- Your instructions
Lines containing the word "title" are to be located and copied.

- Record list
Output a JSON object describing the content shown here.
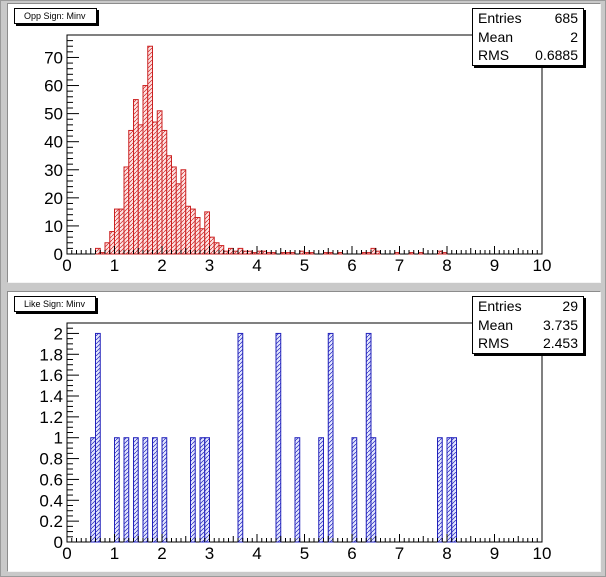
{
  "chart_data": [
    {
      "type": "bar",
      "title": "Opp Sign: Minv",
      "stats": {
        "entries_label": "Entries",
        "entries": "685",
        "mean_label": "Mean",
        "mean": "2",
        "rms_label": "RMS",
        "rms": "0.6885"
      },
      "xlim": [
        0,
        10
      ],
      "ylim": [
        0,
        78
      ],
      "x_ticks": [
        "0",
        "1",
        "2",
        "3",
        "4",
        "5",
        "6",
        "7",
        "8",
        "9",
        "10"
      ],
      "y_ticks": [
        0,
        10,
        20,
        30,
        40,
        50,
        60,
        70
      ],
      "y_tick_labels": [
        "0",
        "10",
        "20",
        "30",
        "40",
        "50",
        "60",
        "70"
      ],
      "bin_width": 0.1,
      "bins": [
        [
          0.6,
          2
        ],
        [
          0.7,
          0.5
        ],
        [
          0.8,
          4
        ],
        [
          0.9,
          8
        ],
        [
          1.0,
          16
        ],
        [
          1.1,
          16
        ],
        [
          1.2,
          31
        ],
        [
          1.3,
          44
        ],
        [
          1.4,
          55
        ],
        [
          1.5,
          46
        ],
        [
          1.6,
          60
        ],
        [
          1.7,
          74
        ],
        [
          1.8,
          47
        ],
        [
          1.9,
          51
        ],
        [
          2.0,
          44
        ],
        [
          2.1,
          35
        ],
        [
          2.2,
          31
        ],
        [
          2.3,
          25
        ],
        [
          2.4,
          30
        ],
        [
          2.5,
          17
        ],
        [
          2.6,
          16
        ],
        [
          2.7,
          13
        ],
        [
          2.8,
          9
        ],
        [
          2.9,
          15
        ],
        [
          3.0,
          6
        ],
        [
          3.1,
          4
        ],
        [
          3.2,
          3
        ],
        [
          3.3,
          1
        ],
        [
          3.4,
          2
        ],
        [
          3.5,
          1
        ],
        [
          3.6,
          2
        ],
        [
          3.7,
          1
        ],
        [
          3.8,
          1
        ],
        [
          3.9,
          0.5
        ],
        [
          4.0,
          1
        ],
        [
          4.1,
          1
        ],
        [
          4.2,
          0.5
        ],
        [
          4.3,
          0.5
        ],
        [
          4.5,
          0.5
        ],
        [
          4.6,
          0.5
        ],
        [
          4.7,
          0.5
        ],
        [
          4.9,
          1
        ],
        [
          5.0,
          0.5
        ],
        [
          5.1,
          0.5
        ],
        [
          5.4,
          0.5
        ],
        [
          5.5,
          0.5
        ],
        [
          5.7,
          0.5
        ],
        [
          6.2,
          0.5
        ],
        [
          6.3,
          0.5
        ],
        [
          6.4,
          2
        ],
        [
          6.5,
          1
        ],
        [
          6.9,
          0.5
        ],
        [
          7.2,
          0.5
        ],
        [
          7.4,
          0.5
        ],
        [
          7.8,
          1
        ],
        [
          7.9,
          0.5
        ]
      ],
      "colors": {
        "line": "#cc2222",
        "fill_bg": "#fde4e4"
      }
    },
    {
      "type": "bar",
      "title": "Like Sign: Minv",
      "stats": {
        "entries_label": "Entries",
        "entries": "29",
        "mean_label": "Mean",
        "mean": "3.735",
        "rms_label": "RMS",
        "rms": "2.453"
      },
      "xlim": [
        0,
        10
      ],
      "ylim": [
        0,
        2.1
      ],
      "x_ticks": [
        "0",
        "1",
        "2",
        "3",
        "4",
        "5",
        "6",
        "7",
        "8",
        "9",
        "10"
      ],
      "y_ticks": [
        0,
        0.2,
        0.4,
        0.6,
        0.8,
        1,
        1.2,
        1.4,
        1.6,
        1.8,
        2
      ],
      "y_tick_labels": [
        "0",
        "0.2",
        "0.4",
        "0.6",
        "0.8",
        "1",
        "1.2",
        "1.4",
        "1.6",
        "1.8",
        "2"
      ],
      "bin_width": 0.1,
      "bins": [
        [
          0.5,
          1
        ],
        [
          0.6,
          2
        ],
        [
          1.0,
          1
        ],
        [
          1.2,
          1
        ],
        [
          1.4,
          1
        ],
        [
          1.6,
          1
        ],
        [
          1.8,
          1
        ],
        [
          2.0,
          1
        ],
        [
          2.6,
          1
        ],
        [
          2.8,
          1
        ],
        [
          2.9,
          1
        ],
        [
          3.6,
          2
        ],
        [
          4.4,
          2
        ],
        [
          4.8,
          1
        ],
        [
          5.3,
          1
        ],
        [
          5.5,
          2
        ],
        [
          6.0,
          1
        ],
        [
          6.3,
          2
        ],
        [
          6.4,
          1
        ],
        [
          7.8,
          1
        ],
        [
          8.0,
          1
        ],
        [
          8.1,
          1
        ]
      ],
      "colors": {
        "line": "#2222bb",
        "fill_bg": "#e4e8fd"
      }
    }
  ]
}
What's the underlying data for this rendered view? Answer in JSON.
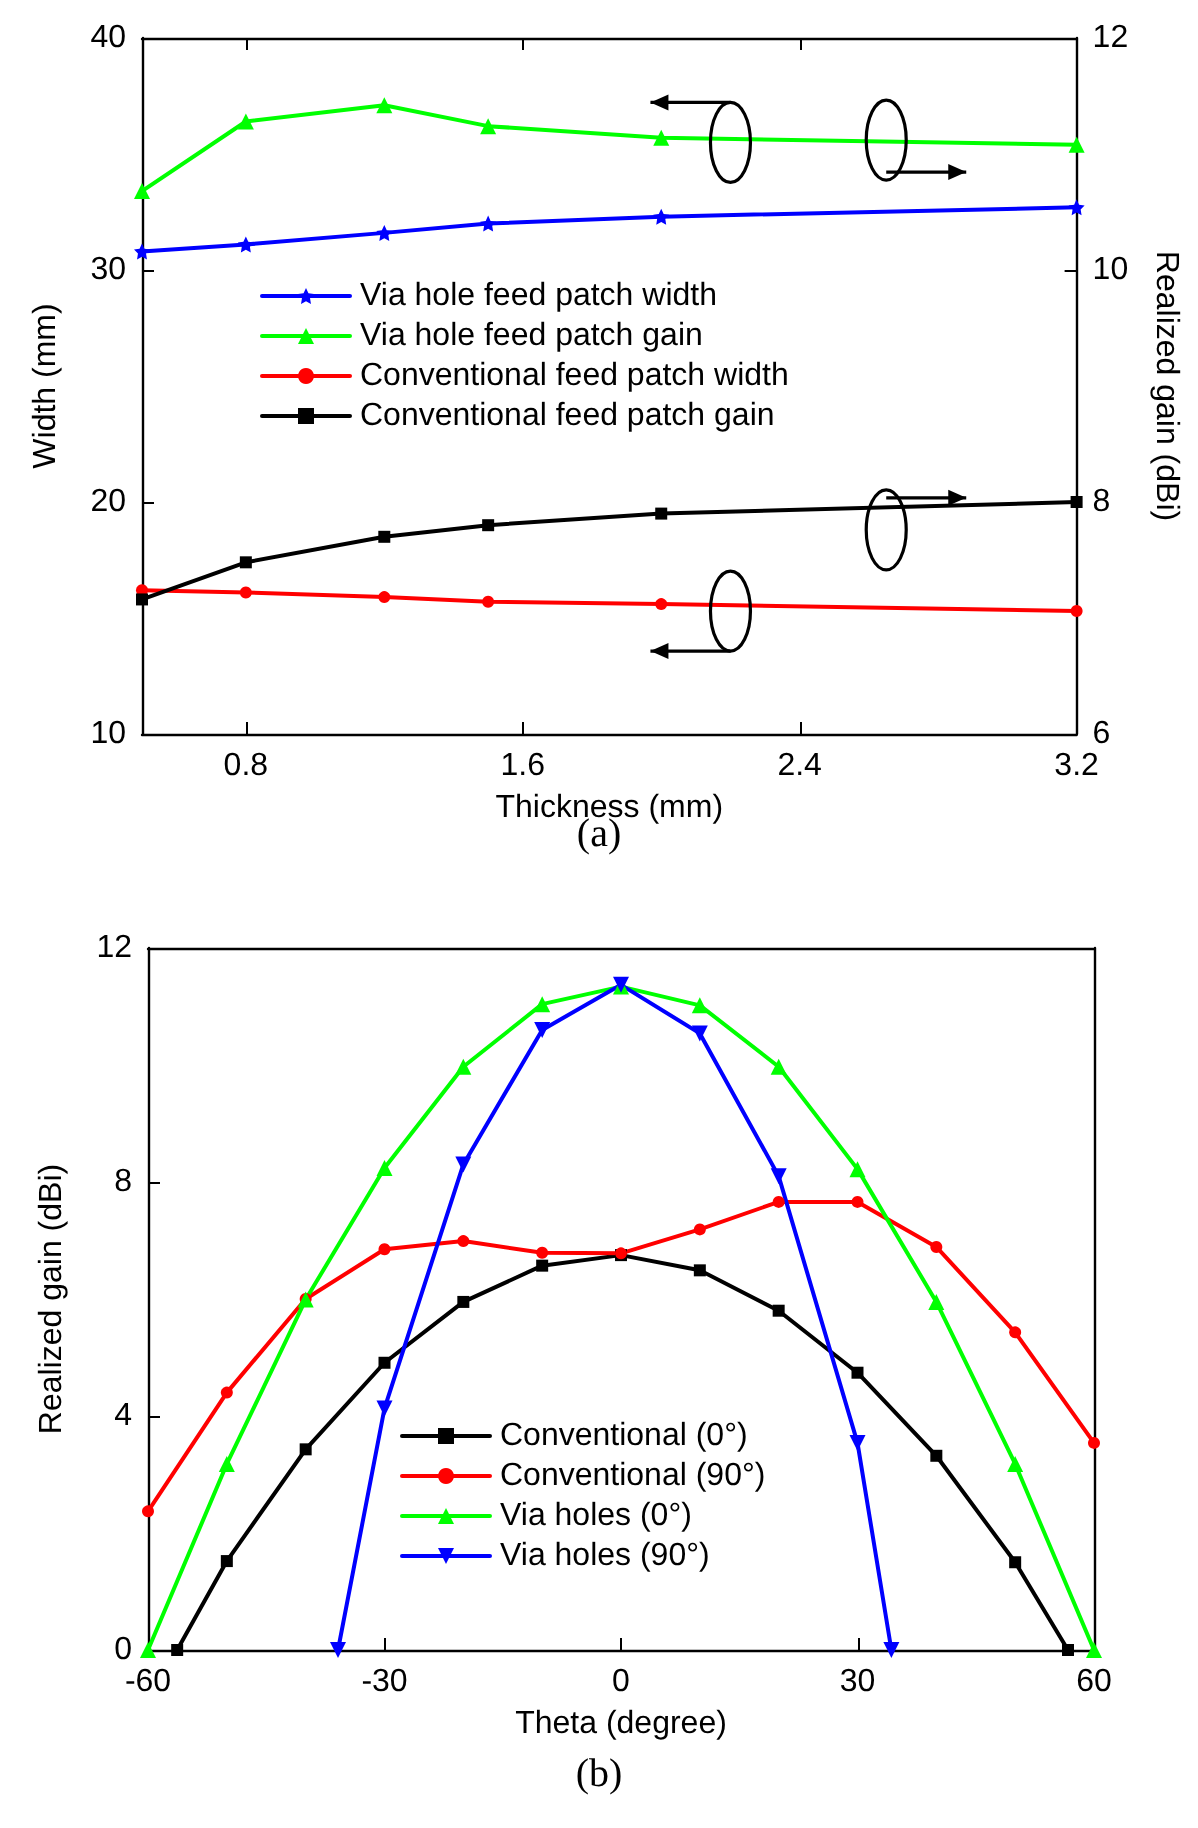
{
  "chart_data": [
    {
      "type": "line",
      "title": "(a)",
      "xlabel": "Thickness (mm)",
      "ylabel": "Width (mm)",
      "y2label": "Realized gain (dBi)",
      "x": [
        0.5,
        0.8,
        1.2,
        1.5,
        2.0,
        3.2
      ],
      "xlim": [
        0.5,
        3.2
      ],
      "xticks": [
        0.8,
        1.6,
        2.4,
        3.2
      ],
      "ylim": [
        10,
        40
      ],
      "yticks": [
        10,
        20,
        30,
        40
      ],
      "y2lim": [
        6,
        12
      ],
      "y2ticks": [
        6,
        8,
        10,
        12
      ],
      "legend": "center left",
      "series": [
        {
          "name": "Via hole feed patch width",
          "color": "#0000ff",
          "marker": "star",
          "values": [
            30.8,
            31.1,
            31.6,
            32.0,
            32.3,
            32.7
          ]
        },
        {
          "name": "Via hole feed patch gain",
          "color": "#00ff00",
          "marker": "triangle",
          "axis": "y2",
          "values": [
            10.68,
            11.28,
            11.42,
            11.24,
            11.14,
            11.08
          ]
        },
        {
          "name": "Conventional feed patch width",
          "color": "#ff0000",
          "marker": "circle",
          "values": [
            16.2,
            16.1,
            15.9,
            15.7,
            15.6,
            15.3
          ]
        },
        {
          "name": "Conventional feed patch gain",
          "color": "#000000",
          "marker": "square",
          "axis": "y2",
          "values": [
            7.16,
            7.48,
            7.7,
            7.8,
            7.9,
            8.0
          ]
        }
      ]
    },
    {
      "type": "line",
      "title": "(b)",
      "xlabel": "Theta (degree)",
      "ylabel": "Realized gain (dBi)",
      "xlim": [
        -60,
        60
      ],
      "xticks": [
        -60,
        -30,
        0,
        30,
        60
      ],
      "ylim": [
        0,
        12
      ],
      "yticks": [
        0,
        4,
        8,
        12
      ],
      "legend": "bottom",
      "series": [
        {
          "name": "Conventional (0°)",
          "color": "#000000",
          "marker": "square",
          "x": [
            -56.3,
            -50,
            -40,
            -30,
            -20,
            -10,
            0,
            10,
            20,
            30,
            40,
            50,
            56.7
          ],
          "values": [
            0,
            1.52,
            3.43,
            4.91,
            5.95,
            6.57,
            6.75,
            6.49,
            5.8,
            4.74,
            3.32,
            1.5,
            0
          ]
        },
        {
          "name": "Conventional (90°)",
          "color": "#ff0000",
          "marker": "circle",
          "x": [
            -60,
            -50,
            -40,
            -30,
            -20,
            -10,
            0,
            10,
            20,
            30,
            40,
            50,
            60
          ],
          "values": [
            2.37,
            4.4,
            6.0,
            6.85,
            6.99,
            6.79,
            6.78,
            7.19,
            7.66,
            7.66,
            6.89,
            5.43,
            3.54
          ]
        },
        {
          "name": "Via holes (0°)",
          "color": "#00ff00",
          "marker": "triangle",
          "x": [
            -60,
            -50,
            -40,
            -30,
            -20,
            -10,
            0,
            10,
            20,
            30,
            40,
            50,
            60
          ],
          "values": [
            0,
            3.18,
            5.99,
            8.24,
            9.97,
            11.04,
            11.34,
            11.02,
            9.97,
            8.22,
            5.95,
            3.18,
            0
          ]
        },
        {
          "name": "Via holes (90°)",
          "color": "#0000ff",
          "marker": "triangle-down",
          "x": [
            -35.9,
            -30,
            -20,
            -10,
            0,
            10,
            20,
            30,
            34.3
          ],
          "values": [
            0,
            4.13,
            8.3,
            10.6,
            11.37,
            10.54,
            8.1,
            3.54,
            0
          ]
        }
      ]
    }
  ]
}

- Correct answer
      "title": "Opp Sign: Minv",
      "title": "Like Sign: Minv",
      "title": "(a)",
      "title": "(b)",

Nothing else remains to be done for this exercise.